**Text block**
_ _ _ _ _ _ _
I hope you found this article interesting and insightful, remember you can let me know your thoughts in the comments below.
My next blog post will be posted in the next few days.
This is an article about Alcoholics Anonymous A.A., which was published in the Institute of Counselling’s Journal ‘The Living Document’.
I hope you enjoy.
ALCOHOLICS ANONYMOUS AT A GLANCE
Most individuals have heard of A.A. It is committed to supporting recovering alcoholics.
In the following article we provide some information on A.A.: its policies, its principles, its practices and key philosophy.
What is Alcoholics Anonymous?
Alcoholics Anonymous (A.A.) is a voluntary, world-wide fellowship of men and women from all walks of life, who meet together to attain and maintain sobriety. The only requirement for membership is a desire to stop drinking. There are no fees for A.A. membership.
_ _ _ _ _ _ _
**Data to examine**
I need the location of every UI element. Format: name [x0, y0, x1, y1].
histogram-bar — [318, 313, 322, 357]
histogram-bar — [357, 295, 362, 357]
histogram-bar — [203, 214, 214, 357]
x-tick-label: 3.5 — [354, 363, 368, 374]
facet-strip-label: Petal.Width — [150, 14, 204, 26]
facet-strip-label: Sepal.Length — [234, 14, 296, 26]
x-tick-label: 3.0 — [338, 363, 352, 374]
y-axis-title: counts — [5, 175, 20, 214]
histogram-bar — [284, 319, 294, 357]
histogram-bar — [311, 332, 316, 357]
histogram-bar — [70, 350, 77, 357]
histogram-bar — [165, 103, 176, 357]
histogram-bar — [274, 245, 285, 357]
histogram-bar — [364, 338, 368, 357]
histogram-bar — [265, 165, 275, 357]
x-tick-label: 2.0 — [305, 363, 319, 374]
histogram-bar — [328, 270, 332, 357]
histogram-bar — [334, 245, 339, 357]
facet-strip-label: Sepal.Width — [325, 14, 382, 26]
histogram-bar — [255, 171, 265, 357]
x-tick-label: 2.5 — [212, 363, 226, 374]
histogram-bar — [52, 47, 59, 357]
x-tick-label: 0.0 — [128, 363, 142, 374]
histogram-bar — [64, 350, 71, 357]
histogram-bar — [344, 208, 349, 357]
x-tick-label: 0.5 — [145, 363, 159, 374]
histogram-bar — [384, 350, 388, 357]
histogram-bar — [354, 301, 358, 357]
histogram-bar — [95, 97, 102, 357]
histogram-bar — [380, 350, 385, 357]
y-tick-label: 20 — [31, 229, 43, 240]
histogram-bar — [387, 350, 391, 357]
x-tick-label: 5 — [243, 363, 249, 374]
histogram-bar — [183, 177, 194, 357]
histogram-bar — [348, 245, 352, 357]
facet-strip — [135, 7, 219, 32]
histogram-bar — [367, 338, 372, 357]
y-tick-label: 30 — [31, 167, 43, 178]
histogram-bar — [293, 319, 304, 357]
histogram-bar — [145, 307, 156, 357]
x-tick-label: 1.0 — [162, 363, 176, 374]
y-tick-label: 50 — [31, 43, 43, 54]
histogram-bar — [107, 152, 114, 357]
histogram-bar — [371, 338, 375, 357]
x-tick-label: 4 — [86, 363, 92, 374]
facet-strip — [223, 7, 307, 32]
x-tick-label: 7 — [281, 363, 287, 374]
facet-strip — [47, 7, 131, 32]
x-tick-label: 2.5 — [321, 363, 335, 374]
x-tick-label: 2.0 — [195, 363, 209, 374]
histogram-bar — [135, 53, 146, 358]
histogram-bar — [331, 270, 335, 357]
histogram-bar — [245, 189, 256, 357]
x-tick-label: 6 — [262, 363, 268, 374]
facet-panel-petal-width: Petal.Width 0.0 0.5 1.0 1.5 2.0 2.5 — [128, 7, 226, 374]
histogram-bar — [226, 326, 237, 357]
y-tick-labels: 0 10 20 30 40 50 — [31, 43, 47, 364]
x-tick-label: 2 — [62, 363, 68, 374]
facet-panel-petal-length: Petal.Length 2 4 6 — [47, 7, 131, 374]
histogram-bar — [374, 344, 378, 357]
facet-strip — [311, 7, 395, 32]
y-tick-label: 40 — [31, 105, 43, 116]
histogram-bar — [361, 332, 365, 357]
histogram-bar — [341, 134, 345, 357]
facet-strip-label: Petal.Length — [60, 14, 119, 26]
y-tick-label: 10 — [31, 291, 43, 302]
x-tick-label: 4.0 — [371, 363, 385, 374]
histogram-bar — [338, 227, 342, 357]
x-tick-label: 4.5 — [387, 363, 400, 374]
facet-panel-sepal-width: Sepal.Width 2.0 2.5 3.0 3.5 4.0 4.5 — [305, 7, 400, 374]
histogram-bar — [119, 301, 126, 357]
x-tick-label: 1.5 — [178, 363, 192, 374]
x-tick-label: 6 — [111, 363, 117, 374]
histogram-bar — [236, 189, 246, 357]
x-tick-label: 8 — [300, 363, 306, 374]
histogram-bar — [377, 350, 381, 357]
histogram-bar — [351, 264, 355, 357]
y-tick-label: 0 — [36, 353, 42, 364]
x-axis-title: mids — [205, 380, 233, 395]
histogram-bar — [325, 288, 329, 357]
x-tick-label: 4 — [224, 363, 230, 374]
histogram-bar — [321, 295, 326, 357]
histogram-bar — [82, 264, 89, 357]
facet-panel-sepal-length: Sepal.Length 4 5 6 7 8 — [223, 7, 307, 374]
_ _ _ _ _ _ _
**Prompt A**
In the Alcoholics Anonymous article, rewrite the passage from "I hope you enjoy." up to and including "is Alcoholics Anonymous?", replacing "individuals" with "people".
**Prompt B**
List every aspect of A.A. that the Alcoholics Anonymous article says it will give information on.

**Response area A**
I hope you enjoy.
ALCOHOLICS ANONYMOUS AT A GLANCE
Most people have heard of A.A. It is committed to supporting recovering alcoholics.
In the following article we provide some information on A.A.: its policies, its principles, its practices and key philosophy.
What is Alcoholics Anonymous?

**Response area B**
- its policies
- its principles
- its practices
- its key philosophy